# Prompt
Write the data out again in full, with no departure from the original.

# Information given

============================================================

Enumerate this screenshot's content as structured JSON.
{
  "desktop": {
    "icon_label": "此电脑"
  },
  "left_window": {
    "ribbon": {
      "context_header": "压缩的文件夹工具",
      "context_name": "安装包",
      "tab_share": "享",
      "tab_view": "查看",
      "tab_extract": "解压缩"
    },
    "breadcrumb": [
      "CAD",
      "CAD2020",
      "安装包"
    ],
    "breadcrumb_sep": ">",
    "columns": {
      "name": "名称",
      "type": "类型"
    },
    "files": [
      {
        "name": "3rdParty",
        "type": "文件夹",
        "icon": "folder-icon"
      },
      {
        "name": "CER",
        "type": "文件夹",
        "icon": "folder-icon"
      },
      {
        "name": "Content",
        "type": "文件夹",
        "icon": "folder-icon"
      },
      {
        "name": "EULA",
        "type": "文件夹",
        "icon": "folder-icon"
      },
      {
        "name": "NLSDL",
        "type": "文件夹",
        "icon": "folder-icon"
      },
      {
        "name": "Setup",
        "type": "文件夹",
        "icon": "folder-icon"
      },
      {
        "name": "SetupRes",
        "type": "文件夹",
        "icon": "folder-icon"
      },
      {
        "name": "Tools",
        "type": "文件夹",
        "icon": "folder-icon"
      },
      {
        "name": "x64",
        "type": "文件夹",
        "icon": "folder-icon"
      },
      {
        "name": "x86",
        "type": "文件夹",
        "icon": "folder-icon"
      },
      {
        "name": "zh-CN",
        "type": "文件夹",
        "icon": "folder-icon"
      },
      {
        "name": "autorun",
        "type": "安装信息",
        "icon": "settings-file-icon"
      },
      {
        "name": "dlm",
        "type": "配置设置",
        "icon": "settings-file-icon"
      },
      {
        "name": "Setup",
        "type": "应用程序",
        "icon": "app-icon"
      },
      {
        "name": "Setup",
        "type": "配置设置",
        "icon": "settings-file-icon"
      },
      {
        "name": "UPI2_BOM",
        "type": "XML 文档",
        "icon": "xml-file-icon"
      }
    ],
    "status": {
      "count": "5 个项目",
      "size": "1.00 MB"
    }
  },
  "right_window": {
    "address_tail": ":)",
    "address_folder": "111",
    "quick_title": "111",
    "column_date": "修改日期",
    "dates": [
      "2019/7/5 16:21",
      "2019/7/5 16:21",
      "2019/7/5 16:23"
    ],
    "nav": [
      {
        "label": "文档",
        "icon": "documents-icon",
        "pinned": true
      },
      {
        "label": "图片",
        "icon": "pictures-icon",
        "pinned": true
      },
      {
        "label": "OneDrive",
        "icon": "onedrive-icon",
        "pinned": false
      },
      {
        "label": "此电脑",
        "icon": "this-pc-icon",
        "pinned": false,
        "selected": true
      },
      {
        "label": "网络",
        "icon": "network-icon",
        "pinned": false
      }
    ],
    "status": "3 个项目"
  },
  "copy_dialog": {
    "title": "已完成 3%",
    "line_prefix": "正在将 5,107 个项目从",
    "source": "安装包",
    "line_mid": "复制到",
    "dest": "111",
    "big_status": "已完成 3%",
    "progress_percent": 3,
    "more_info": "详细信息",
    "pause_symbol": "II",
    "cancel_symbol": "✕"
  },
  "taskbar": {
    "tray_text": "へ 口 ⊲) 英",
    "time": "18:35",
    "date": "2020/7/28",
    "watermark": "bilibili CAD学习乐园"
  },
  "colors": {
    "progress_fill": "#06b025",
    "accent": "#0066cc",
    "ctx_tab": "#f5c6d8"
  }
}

============================================================

# Exercise response
Enumerate this screenshot's content as structured JSON.
{
  "desktop": {
    "icon_label": "此电脑"
  },
  "left_window": {
    "ribbon": {
      "context_header": "压缩的文件夹工具",
      "context_name": "安装包",
      "tab_share": "享",
      "tab_view": "查看",
      "tab_extract": "解压缩"
    },
    "breadcrumb": [
      "CAD",
      "CAD2020",
      "安装包"
    ],
    "breadcrumb_sep": ">",
    "columns": {
      "name": "名称",
      "type": "类型"
    },
    "files": [
      {
        "name": "3rdParty",
        "type": "文件夹",
        "icon": "folder-icon"
      },
      {
        "name": "CER",
        "type": "文件夹",
        "icon": "folder-icon"
      },
      {
        "name": "Content",
        "type": "文件夹",
        "icon": "folder-icon"
      },
      {
        "name": "EULA",
        "type": "文件夹",
        "icon": "folder-icon"
      },
      {
        "name": "NLSDL",
        "type": "文件夹",
        "icon": "folder-icon"
      },
      {
        "name": "Setup",
        "type": "文件夹",
        "icon": "folder-icon"
      },
      {
        "name": "SetupRes",
        "type": "文件夹",
        "icon": "folder-icon"
      },
      {
        "name": "Tools",
        "type": "文件夹",
        "icon": "folder-icon"
      },
      {
        "name": "x64",
        "type": "文件夹",
        "icon": "folder-icon"
      },
      {
        "name": "x86",
        "type": "文件夹",
        "icon": "folder-icon"
      },
      {
        "name": "zh-CN",
        "type": "文件夹",
        "icon": "folder-icon"
      },
      {
        "name": "autorun",
        "type": "安装信息",
        "icon": "settings-file-icon"
      },
      {
        "name": "dlm",
        "type": "配置设置",
        "icon": "settings-file-icon"
      },
      {
        "name": "Setup",
        "type": "应用程序",
        "icon": "app-icon"
      },
      {
        "name": "Setup",
        "type": "配置设置",
        "icon": "settings-file-icon"
      },
      {
        "name": "UPI2_BOM",
        "type": "XML 文档",
        "icon": "xml-file-icon"
      }
    ],
    "status": {
      "count": "5 个项目",
      "size": "1.00 MB"
    }
  },
  "right_window": {
    "address_tail": ":)",
    "address_folder": "111",
    "quick_title": "111",
    "column_date": "修改日期",
    "dates": [
      "2019/7/5 16:21",
      "2019/7/5 16:21",
      "2019/7/5 16:23"
    ],
    "nav": [
      {
        "label": "文档",
        "icon": "documents-icon",
        "pinned": true
      },
      {
        "label": "图片",
        "icon": "pictures-icon",
        "pinned": true
      },
      {
        "label": "OneDrive",
        "icon": "onedrive-icon",
        "pinned": false
      },
      {
        "label": "此电脑",
        "icon": "this-pc-icon",
        "pinned": false,
        "selected": true
      },
      {
        "label": "网络",
        "icon": "network-icon",
        "pinned": false
      }
    ],
    "status": "3 个项目"
  },
  "copy_dialog": {
    "title": "已完成 3%",
    "line_prefix": "正在将 5,107 个项目从",
    "source": "安装包",
    "line_mid": "复制到",
    "dest": "111",
    "big_status": "已完成 3%",
    "progress_percent": 3,
    "more_info": "详细信息",
    "pause_symbol": "II",
    "cancel_symbol": "✕"
  },
  "taskbar": {
    "tray_text": "へ 口 ⊲) 英",
    "time": "18:35",
    "date": "2020/7/28",
    "watermark": "bilibili CAD学习乐园"
  },
  "colors": {
    "progress_fill": "#06b025",
    "accent": "#0066cc",
    "ctx_tab": "#f5c6d8"
  }
}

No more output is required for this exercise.